Please report each line of the listing below that contains the word "Involved". Case counts, so only matches with the same capitalization qualify.

=====

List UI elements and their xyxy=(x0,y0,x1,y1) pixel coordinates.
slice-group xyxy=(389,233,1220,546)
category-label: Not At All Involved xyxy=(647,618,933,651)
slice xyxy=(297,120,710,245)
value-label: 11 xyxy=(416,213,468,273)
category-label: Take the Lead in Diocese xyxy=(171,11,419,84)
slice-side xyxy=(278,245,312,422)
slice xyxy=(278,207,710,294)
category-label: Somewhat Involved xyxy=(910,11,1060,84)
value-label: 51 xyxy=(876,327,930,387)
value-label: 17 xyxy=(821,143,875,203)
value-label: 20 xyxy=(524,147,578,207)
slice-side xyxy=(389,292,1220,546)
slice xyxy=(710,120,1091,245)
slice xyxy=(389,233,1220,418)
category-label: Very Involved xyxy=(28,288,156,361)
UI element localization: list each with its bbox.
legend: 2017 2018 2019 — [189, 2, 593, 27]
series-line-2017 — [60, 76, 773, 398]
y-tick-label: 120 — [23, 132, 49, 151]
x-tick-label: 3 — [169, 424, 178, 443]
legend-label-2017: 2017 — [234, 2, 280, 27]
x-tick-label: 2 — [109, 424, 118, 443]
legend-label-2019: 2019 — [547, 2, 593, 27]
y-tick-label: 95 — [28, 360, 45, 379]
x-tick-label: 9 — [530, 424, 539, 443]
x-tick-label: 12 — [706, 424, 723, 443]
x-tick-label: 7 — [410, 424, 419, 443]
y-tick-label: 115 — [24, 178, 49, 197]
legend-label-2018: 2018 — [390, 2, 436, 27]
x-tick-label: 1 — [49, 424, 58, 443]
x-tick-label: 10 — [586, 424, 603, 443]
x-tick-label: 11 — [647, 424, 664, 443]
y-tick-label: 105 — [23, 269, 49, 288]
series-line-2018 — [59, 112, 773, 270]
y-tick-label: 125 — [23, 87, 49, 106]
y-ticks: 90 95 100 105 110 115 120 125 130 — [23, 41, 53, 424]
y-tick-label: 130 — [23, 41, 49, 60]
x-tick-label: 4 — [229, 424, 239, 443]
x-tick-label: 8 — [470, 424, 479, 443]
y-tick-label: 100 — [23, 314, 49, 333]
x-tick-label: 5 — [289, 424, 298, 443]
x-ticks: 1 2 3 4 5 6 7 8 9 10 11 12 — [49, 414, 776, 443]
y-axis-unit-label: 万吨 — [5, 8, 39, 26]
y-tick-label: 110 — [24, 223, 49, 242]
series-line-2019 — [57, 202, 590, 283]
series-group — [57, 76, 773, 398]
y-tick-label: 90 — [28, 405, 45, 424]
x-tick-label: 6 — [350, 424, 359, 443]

=====

**RESPONSE FOR THIS EXERCISE**
category-label: Not At All Involved xyxy=(647,618,933,651)
category-label: Somewhat Involved xyxy=(910,11,1060,84)
category-label: Very Involved xyxy=(28,288,156,361)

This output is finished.